EXERCISE OBJECTIVE :: Locate the string "highlight" in the records below. Copy every line where it occurs.

EXERCISE INPUT ::
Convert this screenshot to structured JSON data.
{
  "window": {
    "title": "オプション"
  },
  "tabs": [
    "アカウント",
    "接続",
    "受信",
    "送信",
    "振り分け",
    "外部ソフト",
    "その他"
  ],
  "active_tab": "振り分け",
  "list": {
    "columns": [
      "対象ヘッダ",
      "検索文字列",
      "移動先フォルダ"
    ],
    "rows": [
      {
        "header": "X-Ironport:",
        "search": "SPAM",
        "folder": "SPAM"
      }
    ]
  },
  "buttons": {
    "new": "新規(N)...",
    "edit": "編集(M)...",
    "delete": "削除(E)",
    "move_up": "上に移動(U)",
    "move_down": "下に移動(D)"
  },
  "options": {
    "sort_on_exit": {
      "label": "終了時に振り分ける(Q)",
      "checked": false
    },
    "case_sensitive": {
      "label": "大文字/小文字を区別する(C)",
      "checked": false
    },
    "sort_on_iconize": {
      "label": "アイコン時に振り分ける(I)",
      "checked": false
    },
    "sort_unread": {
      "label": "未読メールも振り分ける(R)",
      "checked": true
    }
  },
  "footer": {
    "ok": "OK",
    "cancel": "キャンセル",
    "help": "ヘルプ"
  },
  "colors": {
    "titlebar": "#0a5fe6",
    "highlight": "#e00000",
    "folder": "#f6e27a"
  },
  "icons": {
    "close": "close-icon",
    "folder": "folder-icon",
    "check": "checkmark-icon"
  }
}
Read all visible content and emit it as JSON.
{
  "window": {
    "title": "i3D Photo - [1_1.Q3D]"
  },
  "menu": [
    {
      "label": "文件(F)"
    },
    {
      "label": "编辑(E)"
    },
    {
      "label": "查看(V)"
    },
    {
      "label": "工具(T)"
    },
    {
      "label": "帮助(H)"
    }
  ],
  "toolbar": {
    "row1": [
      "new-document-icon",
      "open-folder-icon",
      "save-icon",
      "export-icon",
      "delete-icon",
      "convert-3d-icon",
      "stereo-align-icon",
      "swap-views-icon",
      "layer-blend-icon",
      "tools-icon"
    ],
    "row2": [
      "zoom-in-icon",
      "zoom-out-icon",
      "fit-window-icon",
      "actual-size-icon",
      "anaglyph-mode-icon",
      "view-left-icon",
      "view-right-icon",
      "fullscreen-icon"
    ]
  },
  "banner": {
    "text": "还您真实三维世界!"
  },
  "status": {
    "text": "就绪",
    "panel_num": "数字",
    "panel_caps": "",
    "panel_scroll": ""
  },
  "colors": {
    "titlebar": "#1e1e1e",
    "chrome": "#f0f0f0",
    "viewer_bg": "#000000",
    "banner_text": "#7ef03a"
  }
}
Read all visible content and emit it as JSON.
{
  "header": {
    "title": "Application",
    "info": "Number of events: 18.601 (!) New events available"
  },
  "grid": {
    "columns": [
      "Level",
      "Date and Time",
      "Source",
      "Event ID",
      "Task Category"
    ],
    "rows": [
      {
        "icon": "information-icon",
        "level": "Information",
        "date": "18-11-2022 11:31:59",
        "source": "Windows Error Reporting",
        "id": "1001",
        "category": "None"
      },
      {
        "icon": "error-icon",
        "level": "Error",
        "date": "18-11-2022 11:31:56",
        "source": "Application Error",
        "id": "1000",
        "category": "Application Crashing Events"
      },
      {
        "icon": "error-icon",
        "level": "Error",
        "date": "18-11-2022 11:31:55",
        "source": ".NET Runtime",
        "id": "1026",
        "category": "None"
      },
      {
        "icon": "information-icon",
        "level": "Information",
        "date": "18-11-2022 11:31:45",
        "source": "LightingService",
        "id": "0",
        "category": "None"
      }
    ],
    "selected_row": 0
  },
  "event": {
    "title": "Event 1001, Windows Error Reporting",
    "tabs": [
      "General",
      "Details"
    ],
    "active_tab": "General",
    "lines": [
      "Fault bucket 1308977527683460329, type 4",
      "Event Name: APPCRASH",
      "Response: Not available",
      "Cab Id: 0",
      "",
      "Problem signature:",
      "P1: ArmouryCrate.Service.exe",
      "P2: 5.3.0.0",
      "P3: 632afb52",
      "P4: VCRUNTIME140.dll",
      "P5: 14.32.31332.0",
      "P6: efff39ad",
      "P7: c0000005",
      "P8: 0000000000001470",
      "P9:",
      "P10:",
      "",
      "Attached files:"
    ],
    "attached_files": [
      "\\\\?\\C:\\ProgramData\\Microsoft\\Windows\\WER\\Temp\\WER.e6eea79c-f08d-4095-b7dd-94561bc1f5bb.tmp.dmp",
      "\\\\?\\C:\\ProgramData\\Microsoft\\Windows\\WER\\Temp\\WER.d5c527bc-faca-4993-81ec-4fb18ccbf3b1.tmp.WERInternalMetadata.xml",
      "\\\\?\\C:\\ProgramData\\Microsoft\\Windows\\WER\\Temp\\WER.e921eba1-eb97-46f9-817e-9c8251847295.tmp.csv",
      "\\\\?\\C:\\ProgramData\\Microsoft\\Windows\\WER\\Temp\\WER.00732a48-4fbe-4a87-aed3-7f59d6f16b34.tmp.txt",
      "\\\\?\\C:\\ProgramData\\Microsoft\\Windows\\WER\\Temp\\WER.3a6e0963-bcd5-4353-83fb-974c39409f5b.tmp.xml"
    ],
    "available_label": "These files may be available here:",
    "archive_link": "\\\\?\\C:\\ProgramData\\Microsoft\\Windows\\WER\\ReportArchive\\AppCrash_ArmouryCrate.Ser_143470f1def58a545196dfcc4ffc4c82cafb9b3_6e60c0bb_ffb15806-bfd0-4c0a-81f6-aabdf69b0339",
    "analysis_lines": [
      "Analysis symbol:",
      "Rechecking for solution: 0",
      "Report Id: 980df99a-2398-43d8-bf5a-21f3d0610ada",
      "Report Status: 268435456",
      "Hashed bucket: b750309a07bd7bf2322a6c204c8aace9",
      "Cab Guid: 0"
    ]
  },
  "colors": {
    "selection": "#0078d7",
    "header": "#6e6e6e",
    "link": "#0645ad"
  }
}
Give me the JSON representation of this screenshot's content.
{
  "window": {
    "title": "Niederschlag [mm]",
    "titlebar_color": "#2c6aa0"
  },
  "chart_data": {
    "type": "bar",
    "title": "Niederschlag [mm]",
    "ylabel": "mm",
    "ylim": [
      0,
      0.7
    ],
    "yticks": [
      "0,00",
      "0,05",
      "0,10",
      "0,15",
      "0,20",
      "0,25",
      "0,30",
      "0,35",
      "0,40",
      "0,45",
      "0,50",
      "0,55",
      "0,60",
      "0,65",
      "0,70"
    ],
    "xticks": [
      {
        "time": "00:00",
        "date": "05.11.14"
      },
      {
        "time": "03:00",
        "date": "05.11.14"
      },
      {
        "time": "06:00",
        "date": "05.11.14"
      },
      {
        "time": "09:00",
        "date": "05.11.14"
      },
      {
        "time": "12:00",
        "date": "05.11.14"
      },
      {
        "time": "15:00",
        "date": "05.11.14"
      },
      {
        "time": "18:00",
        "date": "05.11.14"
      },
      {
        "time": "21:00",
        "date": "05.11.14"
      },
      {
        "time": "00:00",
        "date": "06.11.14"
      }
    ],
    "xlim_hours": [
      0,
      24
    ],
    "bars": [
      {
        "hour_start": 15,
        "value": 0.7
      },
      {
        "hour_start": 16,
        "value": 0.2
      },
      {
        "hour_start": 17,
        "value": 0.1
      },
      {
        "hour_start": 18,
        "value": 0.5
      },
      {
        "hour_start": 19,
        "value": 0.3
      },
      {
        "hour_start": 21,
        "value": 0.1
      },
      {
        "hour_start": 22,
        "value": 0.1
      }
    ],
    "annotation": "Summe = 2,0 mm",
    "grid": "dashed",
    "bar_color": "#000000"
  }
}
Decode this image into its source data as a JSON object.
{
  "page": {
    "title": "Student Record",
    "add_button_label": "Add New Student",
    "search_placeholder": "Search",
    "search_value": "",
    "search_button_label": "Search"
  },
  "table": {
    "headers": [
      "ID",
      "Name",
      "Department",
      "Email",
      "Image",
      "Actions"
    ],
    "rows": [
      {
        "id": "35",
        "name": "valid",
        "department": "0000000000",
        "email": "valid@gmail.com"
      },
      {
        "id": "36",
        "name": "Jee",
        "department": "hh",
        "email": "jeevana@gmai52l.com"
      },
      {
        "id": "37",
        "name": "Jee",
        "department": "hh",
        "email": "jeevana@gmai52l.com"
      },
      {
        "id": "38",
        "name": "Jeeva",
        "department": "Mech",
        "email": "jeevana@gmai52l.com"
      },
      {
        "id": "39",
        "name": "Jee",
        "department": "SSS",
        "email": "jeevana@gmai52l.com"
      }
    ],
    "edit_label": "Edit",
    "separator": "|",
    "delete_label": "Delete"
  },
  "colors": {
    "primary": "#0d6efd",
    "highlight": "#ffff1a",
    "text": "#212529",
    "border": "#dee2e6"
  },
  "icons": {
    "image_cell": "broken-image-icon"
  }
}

WRITTEN SOLUTION ::
    "highlight": "#e00000",
    "highlight": "#ffff1a",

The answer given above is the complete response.